Task to carry out => Repeat each entry exactly and drop the pictures.
* start *
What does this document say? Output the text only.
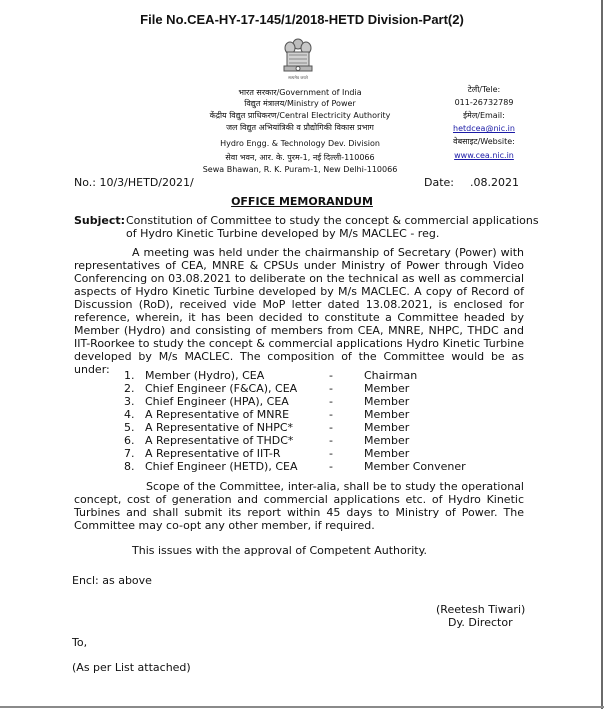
File No.CEA-HY-17-145/1/2018-HETD Division-Part(2)
सत्यमेव जयते
भारत सरकार/Government of India
विद्युत मंत्रालय/Ministry of Power
केंद्रीय विद्युत प्राधिकरण/Central Electricity Authority
जल विद्युत अभियांत्रिकी व प्रौद्योगिकी विकास प्रभाग
Hydro Engg. & Technology Dev. Division
सेवा भवन, आर. के. पुरम-1, नई दिल्ली-110066
Sewa Bhawan, R. K. Puram-1, New Delhi-110066
टेली/Tele:
011-26732789
ईमेल/Email:
hetdcea@nic.in
वेबसाइट/Website:
www.cea.nic.in
No.: 10/3/HETD/2021/	Date: .08.2021
OFFICE MEMORANDUM
Subject: Constitution of Committee to study the concept & commercial applications
of Hydro Kinetic Turbine developed by M/s MACLEC - reg.
A meeting was held under the chairmanship of Secretary (Power) with representatives of CEA, MNRE & CPSUs under Ministry of Power through Video Conferencing on 03.08.2021 to deliberate on the technical as well as commercial aspects of Hydro Kinetic Turbine developed by M/s MACLEC. A copy of Record of Discussion (RoD), received vide MoP letter dated 13.08.2021, is enclosed for reference, wherein, it has been decided to constitute a Committee headed by Member (Hydro) and consisting of members from CEA, MNRE, NHPC, THDC and IIT-Roorkee to study the concept & commercial applications Hydro Kinetic Turbine developed by M/s MACLEC. The composition of the Committee would be as under:	1. Member (Hydro), CEA	-	Chairman
2. Chief Engineer (F&CA), CEA	-	Member
3. Chief Engineer (HPA), CEA	-	Member
4. A Representative of MNRE	-	Member
5. A Representative of NHPC*	-	Member
6. A Representative of THDC*	-	Member
7. A Representative of IIT-R	-	Member
8. Chief Engineer (HETD), CEA	-	Member Convener
Scope of the Committee, inter-alia, shall be to study the operational concept, cost of generation and commercial applications etc. of Hydro Kinetic Turbines and shall submit its report within 45 days to Ministry of Power. The Committee may co-opt any other member, if required.
This issues with the approval of Competent Authority.
Encl: as above
(Reetesh Tiwari)
Dy. Director
To,
(As per List attached)
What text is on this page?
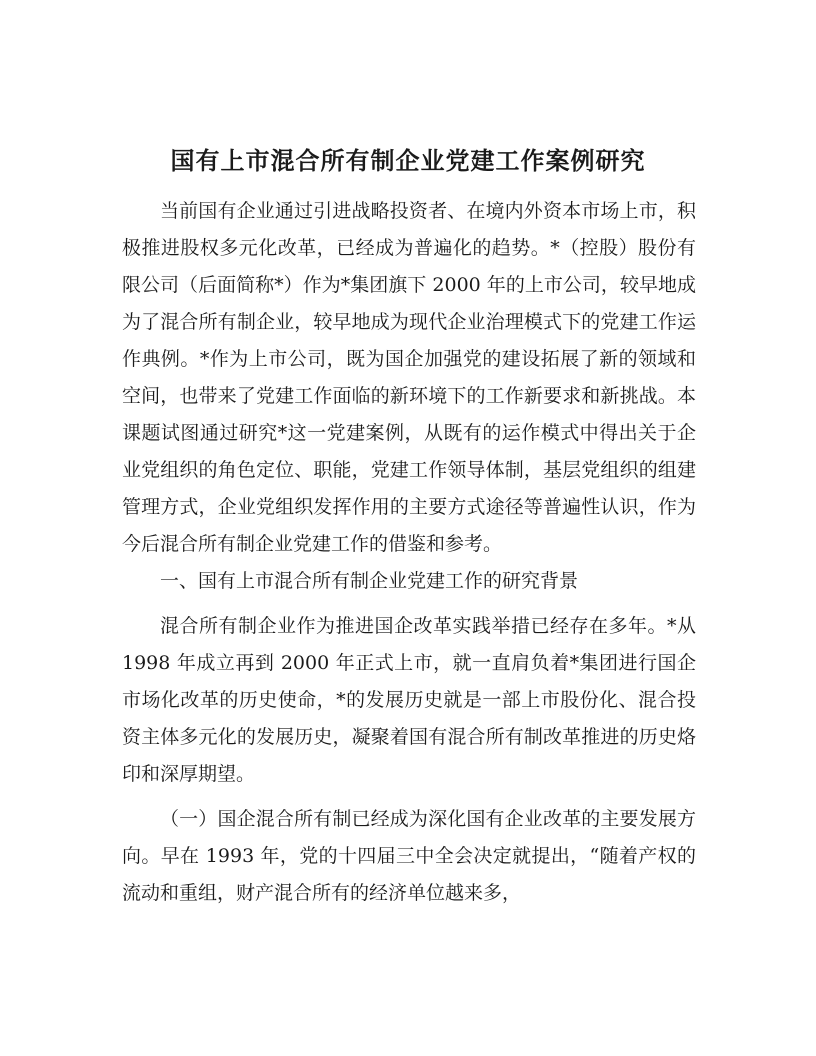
国有上市混合所有制企业党建工作案例研究

当前国有企业通过引进战略投资者、在境内外资本市场上市，积极推进股权多元化改革，已经成为普遍化的趋势。*（控股）股份有限公司（后面简称*）作为*集团旗下 2000 年的上市公司，较早地成为了混合所有制企业，较早地成为现代企业治理模式下的党建工作运作典例。*作为上市公司，既为国企加强党的建设拓展了新的领域和空间，也带来了党建工作面临的新环境下的工作新要求和新挑战。本课题试图通过研究*这一党建案例，从既有的运作模式中得出关于企业党组织的角色定位、职能，党建工作领导体制，基层党组织的组建管理方式，企业党组织发挥作用的主要方式途径等普遍性认识，作为今后混合所有制企业党建工作的借鉴和参考。

一、国有上市混合所有制企业党建工作的研究背景

混合所有制企业作为推进国企改革实践举措已经存在多年。*从 1998 年成立再到 2000 年正式上市，就一直肩负着*集团进行国企市场化改革的历史使命，*的发展历史就是一部上市股份化、混合投资主体多元化的发展历史，凝聚着国有混合所有制改革推进的历史烙印和深厚期望。

（一）国企混合所有制已经成为深化国有企业改革的主要发展方向。早在 1993 年，党的十四届三中全会决定就提出，“随着产权的流动和重组，财产混合所有的经济单位越来多，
* end *
The solution =>
What does this document say? Output the text only.
File No.CEA-HY-17-145/1/2018-HETD Division-Part(2)
सत्यमेव जयते
भारत सरकार/Government of India
विद्युत मंत्रालय/Ministry of Power
केंद्रीय विद्युत प्राधिकरण/Central Electricity Authority
जल विद्युत अभियांत्रिकी व प्रौद्योगिकी विकास प्रभाग
Hydro Engg. & Technology Dev. Division
सेवा भवन, आर. के. पुरम-1, नई दिल्ली-110066
Sewa Bhawan, R. K. Puram-1, New Delhi-110066
टेली/Tele:
011-26732789
ईमेल/Email:
hetdcea@nic.in
वेबसाइट/Website:
www.cea.nic.in
No.: 10/3/HETD/2021/	Date: .08.2021
OFFICE MEMORANDUM
Subject: Constitution of Committee to study the concept & commercial applications
of Hydro Kinetic Turbine developed by M/s MACLEC - reg.
A meeting was held under the chairmanship of Secretary (Power) with representatives of CEA, MNRE & CPSUs under Ministry of Power through Video Conferencing on 03.08.2021 to deliberate on the technical as well as commercial aspects of Hydro Kinetic Turbine developed by M/s MACLEC. A copy of Record of Discussion (RoD), received vide MoP letter dated 13.08.2021, is enclosed for reference, wherein, it has been decided to constitute a Committee headed by Member (Hydro) and consisting of members from CEA, MNRE, NHPC, THDC and IIT-Roorkee to study the concept & commercial applications Hydro Kinetic Turbine developed by M/s MACLEC. The composition of the Committee would be as under:	1. Member (Hydro), CEA	-	Chairman
2. Chief Engineer (F&CA), CEA	-	Member
3. Chief Engineer (HPA), CEA	-	Member
4. A Representative of MNRE	-	Member
5. A Representative of NHPC*	-	Member
6. A Representative of THDC*	-	Member
7. A Representative of IIT-R	-	Member
8. Chief Engineer (HETD), CEA	-	Member Convener
Scope of the Committee, inter-alia, shall be to study the operational concept, cost of generation and commercial applications etc. of Hydro Kinetic Turbines and shall submit its report within 45 days to Ministry of Power. The Committee may co-opt any other member, if required.
This issues with the approval of Competent Authority.
Encl: as above
(Reetesh Tiwari)
Dy. Director
To,
(As per List attached)
What text is on this page?
国有上市混合所有制企业党建工作案例研究

当前国有企业通过引进战略投资者、在境内外资本市场上市，积极推进股权多元化改革，已经成为普遍化的趋势。*（控股）股份有限公司（后面简称*）作为*集团旗下 2000 年的上市公司，较早地成为了混合所有制企业，较早地成为现代企业治理模式下的党建工作运作典例。*作为上市公司，既为国企加强党的建设拓展了新的领域和空间，也带来了党建工作面临的新环境下的工作新要求和新挑战。本课题试图通过研究*这一党建案例，从既有的运作模式中得出关于企业党组织的角色定位、职能，党建工作领导体制，基层党组织的组建管理方式，企业党组织发挥作用的主要方式途径等普遍性认识，作为今后混合所有制企业党建工作的借鉴和参考。

一、国有上市混合所有制企业党建工作的研究背景

混合所有制企业作为推进国企改革实践举措已经存在多年。*从 1998 年成立再到 2000 年正式上市，就一直肩负着*集团进行国企市场化改革的历史使命，*的发展历史就是一部上市股份化、混合投资主体多元化的发展历史，凝聚着国有混合所有制改革推进的历史烙印和深厚期望。

（一）国企混合所有制已经成为深化国有企业改革的主要发展方向。早在 1993 年，党的十四届三中全会决定就提出，“随着产权的流动和重组，财产混合所有的经济单位越来多，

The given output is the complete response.